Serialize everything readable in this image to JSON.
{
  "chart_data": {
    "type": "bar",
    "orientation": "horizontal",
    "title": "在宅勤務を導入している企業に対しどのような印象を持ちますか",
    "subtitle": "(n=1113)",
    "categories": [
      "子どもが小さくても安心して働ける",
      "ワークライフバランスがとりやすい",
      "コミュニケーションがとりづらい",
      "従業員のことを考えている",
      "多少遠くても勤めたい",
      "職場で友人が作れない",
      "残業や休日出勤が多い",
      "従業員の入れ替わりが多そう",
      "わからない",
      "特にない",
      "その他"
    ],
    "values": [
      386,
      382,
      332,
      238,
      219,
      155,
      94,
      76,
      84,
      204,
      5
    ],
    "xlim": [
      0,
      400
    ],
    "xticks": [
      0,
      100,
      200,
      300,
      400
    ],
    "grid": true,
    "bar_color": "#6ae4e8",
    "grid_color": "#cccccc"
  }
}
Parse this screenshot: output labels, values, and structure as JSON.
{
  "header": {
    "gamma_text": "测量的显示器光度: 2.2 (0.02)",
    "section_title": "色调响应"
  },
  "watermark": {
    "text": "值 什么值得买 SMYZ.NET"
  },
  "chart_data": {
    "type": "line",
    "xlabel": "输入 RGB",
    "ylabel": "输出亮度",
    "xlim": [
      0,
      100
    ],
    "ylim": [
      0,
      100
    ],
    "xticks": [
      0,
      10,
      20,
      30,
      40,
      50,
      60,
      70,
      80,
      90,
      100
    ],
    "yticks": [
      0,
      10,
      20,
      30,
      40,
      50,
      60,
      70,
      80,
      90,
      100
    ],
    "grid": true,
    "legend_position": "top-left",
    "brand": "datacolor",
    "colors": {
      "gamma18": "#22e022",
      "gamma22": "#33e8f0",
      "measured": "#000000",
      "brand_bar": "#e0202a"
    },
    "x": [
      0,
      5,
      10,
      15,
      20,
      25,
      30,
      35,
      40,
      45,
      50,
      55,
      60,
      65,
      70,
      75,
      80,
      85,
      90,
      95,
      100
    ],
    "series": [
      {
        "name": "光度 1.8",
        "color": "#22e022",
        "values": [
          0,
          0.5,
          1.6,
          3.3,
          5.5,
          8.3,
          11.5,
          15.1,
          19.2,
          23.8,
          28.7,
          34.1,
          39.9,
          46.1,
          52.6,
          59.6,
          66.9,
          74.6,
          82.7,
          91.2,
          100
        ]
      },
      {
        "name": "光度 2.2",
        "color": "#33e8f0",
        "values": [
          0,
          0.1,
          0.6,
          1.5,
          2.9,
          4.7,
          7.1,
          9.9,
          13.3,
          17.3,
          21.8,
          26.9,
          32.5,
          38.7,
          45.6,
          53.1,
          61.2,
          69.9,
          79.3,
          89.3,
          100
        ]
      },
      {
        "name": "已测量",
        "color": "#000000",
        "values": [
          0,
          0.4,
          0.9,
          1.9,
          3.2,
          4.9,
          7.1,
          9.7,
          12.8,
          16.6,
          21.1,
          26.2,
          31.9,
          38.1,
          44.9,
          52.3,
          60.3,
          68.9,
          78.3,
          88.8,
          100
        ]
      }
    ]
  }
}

######

→ Exercise instructions: Pull every line containing "JSON" out of the records.

→ Reply to the exercise:
Serialize everything readable in this image to JSON.
Parse this screenshot: output labels, values, and structure as JSON.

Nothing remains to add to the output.